_Set task:_ Identify and pull out each line of the entries in which "Inner" occurs.

_Dataset records:_
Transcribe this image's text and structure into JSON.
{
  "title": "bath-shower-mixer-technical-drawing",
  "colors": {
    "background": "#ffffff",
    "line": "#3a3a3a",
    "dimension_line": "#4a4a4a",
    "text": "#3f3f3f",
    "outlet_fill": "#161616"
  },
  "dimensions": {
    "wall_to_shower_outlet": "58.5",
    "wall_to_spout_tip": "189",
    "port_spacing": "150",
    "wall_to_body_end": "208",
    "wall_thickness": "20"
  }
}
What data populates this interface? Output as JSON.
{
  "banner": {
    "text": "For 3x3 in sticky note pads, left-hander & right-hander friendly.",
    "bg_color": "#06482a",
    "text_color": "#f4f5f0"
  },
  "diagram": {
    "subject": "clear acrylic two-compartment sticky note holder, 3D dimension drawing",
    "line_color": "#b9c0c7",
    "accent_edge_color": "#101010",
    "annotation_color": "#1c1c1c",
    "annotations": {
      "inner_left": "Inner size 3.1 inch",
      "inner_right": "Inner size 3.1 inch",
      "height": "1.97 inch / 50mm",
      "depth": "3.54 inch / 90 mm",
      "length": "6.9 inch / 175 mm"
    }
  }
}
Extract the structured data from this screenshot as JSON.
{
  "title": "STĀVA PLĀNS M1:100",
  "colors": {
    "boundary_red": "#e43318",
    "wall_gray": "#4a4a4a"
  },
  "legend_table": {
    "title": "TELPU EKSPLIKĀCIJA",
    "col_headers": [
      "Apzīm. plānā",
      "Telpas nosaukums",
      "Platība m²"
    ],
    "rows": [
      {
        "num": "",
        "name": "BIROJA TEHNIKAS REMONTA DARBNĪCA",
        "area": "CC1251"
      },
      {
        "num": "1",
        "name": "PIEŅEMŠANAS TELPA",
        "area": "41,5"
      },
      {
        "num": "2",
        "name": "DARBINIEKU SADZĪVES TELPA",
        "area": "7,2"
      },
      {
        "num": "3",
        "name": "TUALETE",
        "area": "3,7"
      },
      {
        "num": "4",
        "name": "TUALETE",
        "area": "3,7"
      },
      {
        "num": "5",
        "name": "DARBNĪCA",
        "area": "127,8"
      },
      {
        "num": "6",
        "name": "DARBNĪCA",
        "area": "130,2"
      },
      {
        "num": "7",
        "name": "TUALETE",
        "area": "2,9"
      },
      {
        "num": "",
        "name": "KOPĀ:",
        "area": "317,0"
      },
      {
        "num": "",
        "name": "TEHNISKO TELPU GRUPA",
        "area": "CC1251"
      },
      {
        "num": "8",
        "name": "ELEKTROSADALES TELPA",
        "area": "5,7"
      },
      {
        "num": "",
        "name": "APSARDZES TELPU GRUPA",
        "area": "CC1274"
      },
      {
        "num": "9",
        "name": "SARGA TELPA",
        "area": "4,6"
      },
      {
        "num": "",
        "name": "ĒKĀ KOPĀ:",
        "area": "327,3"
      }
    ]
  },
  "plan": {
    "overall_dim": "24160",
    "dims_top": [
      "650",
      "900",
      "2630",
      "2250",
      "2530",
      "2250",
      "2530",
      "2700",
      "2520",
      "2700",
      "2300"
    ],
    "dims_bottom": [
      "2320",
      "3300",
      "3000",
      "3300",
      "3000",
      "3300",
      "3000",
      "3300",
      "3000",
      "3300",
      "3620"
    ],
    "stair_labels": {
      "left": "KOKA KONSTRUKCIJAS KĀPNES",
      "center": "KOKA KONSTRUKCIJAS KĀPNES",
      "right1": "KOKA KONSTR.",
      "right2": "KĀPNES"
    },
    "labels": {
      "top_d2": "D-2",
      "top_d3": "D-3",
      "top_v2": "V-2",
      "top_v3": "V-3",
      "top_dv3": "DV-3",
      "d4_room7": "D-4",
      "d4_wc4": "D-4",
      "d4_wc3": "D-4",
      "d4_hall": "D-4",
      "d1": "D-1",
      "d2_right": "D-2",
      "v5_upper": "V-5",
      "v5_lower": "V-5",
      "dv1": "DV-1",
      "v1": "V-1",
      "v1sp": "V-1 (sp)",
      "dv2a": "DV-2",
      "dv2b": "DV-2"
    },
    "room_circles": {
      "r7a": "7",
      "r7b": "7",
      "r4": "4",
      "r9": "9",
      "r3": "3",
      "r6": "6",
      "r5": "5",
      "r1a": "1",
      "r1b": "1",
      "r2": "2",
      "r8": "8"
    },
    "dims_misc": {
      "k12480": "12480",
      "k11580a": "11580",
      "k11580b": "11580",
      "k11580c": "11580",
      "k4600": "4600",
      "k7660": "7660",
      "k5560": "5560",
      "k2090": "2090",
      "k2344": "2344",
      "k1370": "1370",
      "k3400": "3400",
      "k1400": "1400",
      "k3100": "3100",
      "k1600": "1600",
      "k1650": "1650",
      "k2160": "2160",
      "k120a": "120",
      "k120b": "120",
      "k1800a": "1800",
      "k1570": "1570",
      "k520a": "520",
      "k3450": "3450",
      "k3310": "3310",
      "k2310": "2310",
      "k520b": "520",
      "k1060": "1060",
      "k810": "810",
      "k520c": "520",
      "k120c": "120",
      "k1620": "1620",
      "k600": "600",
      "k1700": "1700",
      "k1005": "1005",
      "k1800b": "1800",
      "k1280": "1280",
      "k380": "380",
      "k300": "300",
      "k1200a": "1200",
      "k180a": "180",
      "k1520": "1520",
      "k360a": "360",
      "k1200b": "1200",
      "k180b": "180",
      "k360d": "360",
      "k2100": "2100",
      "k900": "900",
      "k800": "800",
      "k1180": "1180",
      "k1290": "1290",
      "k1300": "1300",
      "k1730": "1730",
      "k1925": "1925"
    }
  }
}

_Task response:_
      "inner_left": "Inner size 3.1 inch",
      "inner_right": "Inner size 3.1 inch",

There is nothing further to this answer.